**Extract**



    Aris Anagnostopoulos, Sapienza University of Rome

    Stefano Leonardi, Sapienza University of Rome


    When and where:

    Monday 15.00–17.00, SPV, Via Eudossiana 18, Room 41

    Wednesday 13.00–17.00, Via Ariosto 25, Room A3


    Office hours

    You can use the office hours for any question regarding the class material, general questions on networks, the meaning of life, pretty much anything. Send an email to the instructors for arrangement.


    Textbook and references

    The main textbook is the book Networks, Crowds, and Markets: Reasoning About a Highly Connected World, by David Easley and Jon Kleinberg.

    In addition, we will cover material from various other sources, which we will post online as the course proceeds.


    Exam format

    There are two main ways to be examined for the course (to be confirmed after the first classes):

    • Do two set of homeworks and a light oral exam
    • Do a project and a heavier oral exam
    There is also the option to write a final written exam (but discouraged).

**Problem requirements**
List every person named in the course page. The data has no role in the work on the course page.

**Supplied information**
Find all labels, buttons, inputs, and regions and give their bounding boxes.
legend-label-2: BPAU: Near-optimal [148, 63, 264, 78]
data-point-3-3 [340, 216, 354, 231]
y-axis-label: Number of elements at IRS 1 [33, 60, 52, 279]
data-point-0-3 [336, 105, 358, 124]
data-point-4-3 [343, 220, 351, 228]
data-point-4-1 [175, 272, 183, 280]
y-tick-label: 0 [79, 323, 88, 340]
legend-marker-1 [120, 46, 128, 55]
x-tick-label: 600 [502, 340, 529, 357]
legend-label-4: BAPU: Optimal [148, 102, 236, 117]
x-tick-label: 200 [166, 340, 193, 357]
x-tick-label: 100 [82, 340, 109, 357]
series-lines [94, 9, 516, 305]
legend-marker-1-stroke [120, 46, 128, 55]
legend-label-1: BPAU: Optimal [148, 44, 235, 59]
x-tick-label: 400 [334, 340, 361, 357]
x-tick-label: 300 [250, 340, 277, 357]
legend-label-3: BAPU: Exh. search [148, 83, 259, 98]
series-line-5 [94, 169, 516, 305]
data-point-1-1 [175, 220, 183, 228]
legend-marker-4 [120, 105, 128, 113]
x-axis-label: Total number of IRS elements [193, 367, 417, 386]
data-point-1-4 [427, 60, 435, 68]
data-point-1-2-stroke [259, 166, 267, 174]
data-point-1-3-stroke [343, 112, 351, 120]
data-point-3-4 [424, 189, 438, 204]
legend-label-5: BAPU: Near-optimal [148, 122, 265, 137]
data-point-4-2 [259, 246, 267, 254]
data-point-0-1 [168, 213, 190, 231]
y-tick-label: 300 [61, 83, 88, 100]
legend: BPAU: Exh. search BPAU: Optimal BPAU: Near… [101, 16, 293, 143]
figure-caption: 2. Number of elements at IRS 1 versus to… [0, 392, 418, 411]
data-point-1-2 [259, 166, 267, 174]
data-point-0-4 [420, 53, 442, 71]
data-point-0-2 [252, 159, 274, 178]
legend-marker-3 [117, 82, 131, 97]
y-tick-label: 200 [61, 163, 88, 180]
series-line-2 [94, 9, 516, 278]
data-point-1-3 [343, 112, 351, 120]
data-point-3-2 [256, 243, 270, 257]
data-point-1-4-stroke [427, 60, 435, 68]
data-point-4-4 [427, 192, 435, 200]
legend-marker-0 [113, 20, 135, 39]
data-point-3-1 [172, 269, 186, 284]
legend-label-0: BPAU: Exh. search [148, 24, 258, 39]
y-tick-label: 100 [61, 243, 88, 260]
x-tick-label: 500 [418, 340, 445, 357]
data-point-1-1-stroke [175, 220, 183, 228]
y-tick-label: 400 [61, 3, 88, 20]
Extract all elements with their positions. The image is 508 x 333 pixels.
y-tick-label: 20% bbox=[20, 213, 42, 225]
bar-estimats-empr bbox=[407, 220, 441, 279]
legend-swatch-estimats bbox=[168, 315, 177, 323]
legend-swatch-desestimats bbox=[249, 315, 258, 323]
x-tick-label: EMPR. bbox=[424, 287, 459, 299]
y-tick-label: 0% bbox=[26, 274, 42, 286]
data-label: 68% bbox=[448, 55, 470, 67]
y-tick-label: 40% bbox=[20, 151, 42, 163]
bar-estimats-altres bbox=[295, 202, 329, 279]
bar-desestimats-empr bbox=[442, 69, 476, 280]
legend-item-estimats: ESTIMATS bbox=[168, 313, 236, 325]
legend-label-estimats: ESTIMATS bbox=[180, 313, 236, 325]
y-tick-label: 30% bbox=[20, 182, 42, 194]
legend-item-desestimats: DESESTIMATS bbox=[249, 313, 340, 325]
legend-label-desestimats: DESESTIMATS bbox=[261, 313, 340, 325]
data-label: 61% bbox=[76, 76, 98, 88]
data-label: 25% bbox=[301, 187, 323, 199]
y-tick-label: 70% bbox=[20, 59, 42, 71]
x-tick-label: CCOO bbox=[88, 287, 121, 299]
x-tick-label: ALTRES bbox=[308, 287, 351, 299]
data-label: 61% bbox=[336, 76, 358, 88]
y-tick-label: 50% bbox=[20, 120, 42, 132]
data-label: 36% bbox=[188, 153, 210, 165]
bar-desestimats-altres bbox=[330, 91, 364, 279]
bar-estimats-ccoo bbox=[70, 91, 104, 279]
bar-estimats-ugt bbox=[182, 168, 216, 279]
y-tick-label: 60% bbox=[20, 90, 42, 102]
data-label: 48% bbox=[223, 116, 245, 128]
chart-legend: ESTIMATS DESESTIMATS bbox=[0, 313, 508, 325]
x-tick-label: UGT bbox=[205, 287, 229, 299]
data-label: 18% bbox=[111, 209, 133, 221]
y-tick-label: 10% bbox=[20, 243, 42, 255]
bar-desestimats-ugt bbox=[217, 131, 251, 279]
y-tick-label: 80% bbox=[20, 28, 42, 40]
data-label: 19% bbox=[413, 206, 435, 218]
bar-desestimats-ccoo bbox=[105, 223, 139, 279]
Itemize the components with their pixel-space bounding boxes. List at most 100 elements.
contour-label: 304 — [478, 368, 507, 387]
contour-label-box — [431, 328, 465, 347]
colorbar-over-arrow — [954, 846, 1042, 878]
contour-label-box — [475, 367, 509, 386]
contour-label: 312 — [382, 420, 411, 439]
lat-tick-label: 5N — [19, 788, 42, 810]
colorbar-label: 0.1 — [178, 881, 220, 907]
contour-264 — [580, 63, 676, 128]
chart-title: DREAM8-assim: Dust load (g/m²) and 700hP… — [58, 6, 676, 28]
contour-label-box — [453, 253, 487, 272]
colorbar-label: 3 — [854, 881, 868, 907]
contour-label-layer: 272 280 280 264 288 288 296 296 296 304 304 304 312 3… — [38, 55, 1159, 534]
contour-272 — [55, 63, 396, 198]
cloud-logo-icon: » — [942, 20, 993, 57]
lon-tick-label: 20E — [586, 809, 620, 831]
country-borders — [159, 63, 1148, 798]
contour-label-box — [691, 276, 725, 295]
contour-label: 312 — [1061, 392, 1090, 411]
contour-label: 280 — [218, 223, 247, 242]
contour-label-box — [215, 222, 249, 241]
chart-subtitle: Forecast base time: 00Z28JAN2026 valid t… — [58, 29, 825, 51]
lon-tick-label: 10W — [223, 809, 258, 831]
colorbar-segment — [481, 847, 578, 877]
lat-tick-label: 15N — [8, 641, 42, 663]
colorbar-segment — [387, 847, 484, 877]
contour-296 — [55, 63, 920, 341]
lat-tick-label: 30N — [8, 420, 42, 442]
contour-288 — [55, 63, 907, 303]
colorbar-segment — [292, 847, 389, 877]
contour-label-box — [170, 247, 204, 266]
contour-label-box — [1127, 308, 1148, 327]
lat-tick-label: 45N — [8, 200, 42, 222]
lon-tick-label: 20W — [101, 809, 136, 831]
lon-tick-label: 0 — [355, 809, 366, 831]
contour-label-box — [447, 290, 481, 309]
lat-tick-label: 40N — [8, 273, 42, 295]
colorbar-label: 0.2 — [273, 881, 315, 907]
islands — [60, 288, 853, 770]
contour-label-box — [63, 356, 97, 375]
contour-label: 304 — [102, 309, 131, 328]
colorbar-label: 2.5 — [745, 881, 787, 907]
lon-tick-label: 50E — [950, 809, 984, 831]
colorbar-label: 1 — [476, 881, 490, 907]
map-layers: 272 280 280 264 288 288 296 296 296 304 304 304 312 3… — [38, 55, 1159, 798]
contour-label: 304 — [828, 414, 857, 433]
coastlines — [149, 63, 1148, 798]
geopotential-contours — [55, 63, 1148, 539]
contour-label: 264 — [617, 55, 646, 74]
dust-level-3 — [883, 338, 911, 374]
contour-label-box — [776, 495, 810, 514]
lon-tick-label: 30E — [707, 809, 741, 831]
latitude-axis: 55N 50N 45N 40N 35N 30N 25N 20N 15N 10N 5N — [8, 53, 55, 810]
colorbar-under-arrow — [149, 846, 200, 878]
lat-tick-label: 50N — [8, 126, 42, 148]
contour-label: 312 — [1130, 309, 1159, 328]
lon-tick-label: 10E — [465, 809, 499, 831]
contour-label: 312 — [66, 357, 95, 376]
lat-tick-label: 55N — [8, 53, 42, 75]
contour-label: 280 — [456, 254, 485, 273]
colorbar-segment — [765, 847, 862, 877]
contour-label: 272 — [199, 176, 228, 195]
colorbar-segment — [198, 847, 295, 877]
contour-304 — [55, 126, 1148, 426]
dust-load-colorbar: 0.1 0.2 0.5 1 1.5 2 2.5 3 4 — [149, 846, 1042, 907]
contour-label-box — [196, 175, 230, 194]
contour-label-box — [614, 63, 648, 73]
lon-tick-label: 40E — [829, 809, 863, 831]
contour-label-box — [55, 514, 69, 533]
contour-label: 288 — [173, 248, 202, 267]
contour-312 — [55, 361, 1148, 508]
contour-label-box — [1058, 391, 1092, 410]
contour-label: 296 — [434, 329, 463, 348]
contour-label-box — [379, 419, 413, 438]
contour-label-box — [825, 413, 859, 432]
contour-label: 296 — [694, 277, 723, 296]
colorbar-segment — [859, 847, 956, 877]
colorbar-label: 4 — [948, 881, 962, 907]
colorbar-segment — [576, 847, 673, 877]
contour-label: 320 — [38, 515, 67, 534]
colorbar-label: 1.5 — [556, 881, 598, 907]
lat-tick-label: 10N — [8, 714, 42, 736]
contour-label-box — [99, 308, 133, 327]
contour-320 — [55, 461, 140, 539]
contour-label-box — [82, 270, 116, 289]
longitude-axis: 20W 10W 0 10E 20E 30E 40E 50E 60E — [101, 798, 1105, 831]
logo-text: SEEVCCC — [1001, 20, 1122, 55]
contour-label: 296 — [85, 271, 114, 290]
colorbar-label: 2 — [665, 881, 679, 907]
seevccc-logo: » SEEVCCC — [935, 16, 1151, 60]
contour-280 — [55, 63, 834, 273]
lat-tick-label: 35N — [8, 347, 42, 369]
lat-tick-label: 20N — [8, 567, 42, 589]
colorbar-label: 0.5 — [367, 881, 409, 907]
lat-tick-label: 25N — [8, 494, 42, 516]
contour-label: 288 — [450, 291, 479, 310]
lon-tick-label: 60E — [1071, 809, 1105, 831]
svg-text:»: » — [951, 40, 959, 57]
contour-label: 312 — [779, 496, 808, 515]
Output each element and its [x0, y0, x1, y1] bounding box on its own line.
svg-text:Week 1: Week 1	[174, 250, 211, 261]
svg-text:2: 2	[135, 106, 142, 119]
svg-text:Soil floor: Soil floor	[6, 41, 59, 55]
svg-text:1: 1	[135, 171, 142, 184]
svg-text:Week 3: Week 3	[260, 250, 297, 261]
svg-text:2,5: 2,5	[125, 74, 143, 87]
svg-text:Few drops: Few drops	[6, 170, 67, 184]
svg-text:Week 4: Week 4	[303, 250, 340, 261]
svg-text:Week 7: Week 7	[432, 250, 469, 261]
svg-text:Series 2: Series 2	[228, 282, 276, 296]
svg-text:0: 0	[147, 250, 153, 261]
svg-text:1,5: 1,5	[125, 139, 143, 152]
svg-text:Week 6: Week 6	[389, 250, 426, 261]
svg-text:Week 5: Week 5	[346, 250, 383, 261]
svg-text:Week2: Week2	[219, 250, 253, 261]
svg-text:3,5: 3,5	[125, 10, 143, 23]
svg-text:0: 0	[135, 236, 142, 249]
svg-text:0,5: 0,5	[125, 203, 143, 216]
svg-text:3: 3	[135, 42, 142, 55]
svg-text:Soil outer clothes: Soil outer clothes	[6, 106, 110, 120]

**Result of the exercise**
Aris Anagnostopoulos, Stefano Leonardi, David Easley, Jon Kleinberg